+++ SOURCE DATA +++

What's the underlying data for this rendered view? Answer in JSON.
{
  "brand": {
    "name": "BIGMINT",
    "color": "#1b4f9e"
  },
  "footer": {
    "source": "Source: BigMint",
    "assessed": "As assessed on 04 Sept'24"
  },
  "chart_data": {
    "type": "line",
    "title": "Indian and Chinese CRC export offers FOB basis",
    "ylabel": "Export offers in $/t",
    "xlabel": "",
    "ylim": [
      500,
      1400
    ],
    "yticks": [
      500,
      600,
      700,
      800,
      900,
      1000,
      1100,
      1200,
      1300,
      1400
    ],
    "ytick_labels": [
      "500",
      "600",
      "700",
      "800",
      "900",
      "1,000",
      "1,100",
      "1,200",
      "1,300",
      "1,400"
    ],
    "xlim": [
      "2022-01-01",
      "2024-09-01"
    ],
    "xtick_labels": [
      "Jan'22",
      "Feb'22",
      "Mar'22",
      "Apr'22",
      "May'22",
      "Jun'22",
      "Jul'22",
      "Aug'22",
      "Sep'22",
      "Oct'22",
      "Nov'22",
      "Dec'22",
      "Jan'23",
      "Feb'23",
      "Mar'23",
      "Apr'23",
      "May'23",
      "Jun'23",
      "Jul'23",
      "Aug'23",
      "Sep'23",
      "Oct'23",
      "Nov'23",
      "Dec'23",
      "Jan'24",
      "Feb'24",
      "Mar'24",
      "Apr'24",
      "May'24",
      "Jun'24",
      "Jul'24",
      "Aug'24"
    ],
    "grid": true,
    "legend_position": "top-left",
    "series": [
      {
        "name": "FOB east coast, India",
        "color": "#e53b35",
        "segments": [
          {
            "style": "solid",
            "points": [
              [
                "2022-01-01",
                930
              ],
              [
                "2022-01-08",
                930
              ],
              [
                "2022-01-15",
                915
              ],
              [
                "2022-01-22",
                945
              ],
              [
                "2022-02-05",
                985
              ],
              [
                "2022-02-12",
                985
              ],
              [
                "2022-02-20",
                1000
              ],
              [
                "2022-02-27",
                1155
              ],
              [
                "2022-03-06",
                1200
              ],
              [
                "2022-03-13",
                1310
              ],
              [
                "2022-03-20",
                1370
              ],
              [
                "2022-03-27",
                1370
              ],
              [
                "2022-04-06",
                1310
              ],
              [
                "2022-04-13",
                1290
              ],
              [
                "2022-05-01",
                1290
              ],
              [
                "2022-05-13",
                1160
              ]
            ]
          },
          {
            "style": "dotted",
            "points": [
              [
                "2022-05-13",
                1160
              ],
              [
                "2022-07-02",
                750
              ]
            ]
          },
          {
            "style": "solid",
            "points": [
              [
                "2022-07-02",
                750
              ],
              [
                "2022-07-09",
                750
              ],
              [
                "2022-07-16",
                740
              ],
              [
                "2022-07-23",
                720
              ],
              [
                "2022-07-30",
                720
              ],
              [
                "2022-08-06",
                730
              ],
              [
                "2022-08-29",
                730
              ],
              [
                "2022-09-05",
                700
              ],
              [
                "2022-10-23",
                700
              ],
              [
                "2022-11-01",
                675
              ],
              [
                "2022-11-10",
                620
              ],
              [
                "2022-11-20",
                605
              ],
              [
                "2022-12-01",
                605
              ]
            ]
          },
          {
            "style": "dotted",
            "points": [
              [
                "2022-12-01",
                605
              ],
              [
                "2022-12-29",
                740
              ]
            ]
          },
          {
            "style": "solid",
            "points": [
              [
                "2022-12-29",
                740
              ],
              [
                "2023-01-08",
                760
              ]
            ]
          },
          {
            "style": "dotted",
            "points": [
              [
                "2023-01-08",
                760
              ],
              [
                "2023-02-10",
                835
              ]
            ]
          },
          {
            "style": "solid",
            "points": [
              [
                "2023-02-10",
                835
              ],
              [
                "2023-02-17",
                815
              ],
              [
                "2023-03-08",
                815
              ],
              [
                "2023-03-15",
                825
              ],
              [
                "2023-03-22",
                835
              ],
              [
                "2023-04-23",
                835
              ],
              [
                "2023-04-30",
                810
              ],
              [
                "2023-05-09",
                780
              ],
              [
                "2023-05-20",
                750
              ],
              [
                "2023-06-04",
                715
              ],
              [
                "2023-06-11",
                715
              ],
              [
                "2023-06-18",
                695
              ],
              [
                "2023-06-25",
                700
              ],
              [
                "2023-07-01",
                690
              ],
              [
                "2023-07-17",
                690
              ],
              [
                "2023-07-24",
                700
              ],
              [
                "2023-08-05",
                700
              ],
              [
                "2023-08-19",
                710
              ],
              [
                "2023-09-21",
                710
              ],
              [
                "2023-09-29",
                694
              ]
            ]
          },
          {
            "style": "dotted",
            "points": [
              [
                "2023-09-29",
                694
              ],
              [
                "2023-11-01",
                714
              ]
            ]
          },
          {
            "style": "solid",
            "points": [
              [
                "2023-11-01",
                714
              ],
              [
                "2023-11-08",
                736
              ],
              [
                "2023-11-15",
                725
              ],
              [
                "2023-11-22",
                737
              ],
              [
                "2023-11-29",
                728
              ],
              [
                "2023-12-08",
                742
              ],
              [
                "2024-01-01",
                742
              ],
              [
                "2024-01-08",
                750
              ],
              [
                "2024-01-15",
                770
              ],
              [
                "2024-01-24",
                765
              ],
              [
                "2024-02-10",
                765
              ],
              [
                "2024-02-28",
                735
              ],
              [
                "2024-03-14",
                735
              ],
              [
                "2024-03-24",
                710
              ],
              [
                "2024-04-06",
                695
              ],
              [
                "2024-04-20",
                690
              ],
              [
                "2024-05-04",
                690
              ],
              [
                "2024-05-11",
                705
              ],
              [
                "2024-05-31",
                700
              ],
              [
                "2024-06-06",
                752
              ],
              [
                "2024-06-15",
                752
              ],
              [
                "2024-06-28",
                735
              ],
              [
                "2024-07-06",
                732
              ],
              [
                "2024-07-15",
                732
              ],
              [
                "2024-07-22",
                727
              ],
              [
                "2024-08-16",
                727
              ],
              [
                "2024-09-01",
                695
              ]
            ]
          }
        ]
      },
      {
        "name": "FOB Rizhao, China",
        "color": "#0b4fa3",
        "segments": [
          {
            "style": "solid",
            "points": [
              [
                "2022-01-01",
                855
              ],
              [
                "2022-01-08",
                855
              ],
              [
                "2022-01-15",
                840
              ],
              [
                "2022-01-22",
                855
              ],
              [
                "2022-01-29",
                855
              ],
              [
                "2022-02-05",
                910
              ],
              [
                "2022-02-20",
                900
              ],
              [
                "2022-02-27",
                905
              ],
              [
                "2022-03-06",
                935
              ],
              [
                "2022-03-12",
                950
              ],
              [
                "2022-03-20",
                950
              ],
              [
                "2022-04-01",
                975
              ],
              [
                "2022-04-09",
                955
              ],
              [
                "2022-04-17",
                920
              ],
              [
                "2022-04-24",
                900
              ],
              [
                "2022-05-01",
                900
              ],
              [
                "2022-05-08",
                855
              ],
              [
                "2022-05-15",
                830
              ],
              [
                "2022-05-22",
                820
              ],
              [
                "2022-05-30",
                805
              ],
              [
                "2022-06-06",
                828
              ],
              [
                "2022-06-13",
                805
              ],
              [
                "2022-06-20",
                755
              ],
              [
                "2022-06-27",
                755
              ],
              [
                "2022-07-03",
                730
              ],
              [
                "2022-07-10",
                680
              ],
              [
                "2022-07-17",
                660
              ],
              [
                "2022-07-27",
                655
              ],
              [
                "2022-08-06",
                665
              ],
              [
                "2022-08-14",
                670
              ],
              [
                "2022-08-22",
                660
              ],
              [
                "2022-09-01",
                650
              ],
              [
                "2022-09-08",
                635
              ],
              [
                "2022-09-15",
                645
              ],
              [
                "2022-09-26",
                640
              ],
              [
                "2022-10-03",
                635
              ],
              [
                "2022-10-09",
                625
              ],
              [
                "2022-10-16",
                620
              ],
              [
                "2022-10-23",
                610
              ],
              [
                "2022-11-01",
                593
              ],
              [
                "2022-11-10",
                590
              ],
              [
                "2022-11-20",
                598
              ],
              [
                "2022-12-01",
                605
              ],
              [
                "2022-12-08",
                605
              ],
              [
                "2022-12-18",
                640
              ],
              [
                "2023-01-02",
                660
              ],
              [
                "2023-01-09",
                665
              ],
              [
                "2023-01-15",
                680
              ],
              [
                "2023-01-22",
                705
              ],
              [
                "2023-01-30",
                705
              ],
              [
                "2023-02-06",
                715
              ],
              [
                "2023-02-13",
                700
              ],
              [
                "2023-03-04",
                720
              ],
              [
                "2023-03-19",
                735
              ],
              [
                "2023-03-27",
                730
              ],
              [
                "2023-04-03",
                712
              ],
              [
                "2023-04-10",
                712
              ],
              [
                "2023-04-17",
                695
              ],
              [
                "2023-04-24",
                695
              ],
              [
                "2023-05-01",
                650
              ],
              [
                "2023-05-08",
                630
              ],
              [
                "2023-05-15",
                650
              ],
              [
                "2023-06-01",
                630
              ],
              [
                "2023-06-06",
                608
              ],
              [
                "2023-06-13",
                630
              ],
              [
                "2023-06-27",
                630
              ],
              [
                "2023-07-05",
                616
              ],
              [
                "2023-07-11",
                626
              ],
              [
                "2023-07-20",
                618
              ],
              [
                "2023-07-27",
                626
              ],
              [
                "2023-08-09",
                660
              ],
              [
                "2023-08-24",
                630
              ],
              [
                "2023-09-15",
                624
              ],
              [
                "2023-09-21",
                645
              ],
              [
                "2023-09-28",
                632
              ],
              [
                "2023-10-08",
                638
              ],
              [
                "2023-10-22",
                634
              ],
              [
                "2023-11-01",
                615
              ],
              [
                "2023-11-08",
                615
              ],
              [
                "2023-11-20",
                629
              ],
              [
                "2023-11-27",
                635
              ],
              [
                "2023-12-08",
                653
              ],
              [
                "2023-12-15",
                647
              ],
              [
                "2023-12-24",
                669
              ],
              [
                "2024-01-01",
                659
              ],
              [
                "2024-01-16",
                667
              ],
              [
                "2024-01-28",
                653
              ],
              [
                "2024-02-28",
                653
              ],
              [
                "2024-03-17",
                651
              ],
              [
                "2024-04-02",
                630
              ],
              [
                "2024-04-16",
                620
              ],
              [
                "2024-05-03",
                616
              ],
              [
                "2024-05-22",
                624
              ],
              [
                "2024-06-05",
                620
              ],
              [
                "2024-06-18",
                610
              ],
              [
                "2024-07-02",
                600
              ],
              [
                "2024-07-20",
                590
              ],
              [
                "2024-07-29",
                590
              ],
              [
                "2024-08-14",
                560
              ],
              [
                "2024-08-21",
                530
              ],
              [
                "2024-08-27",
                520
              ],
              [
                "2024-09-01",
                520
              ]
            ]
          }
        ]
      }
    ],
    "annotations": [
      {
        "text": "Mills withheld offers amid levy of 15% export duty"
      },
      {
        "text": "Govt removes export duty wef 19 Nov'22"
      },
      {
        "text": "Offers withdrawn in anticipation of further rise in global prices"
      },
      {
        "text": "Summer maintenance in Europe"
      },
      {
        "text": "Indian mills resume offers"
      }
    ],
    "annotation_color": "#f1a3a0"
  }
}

+++

TASK TO COMPLETE => Check the data for the word "duty" and pull out the lines that have it.

WRITTEN REPLY =>
        "text": "Mills withheld offers amid levy of 15% export duty"
        "text": "Govt removes export duty wef 19 Nov'22"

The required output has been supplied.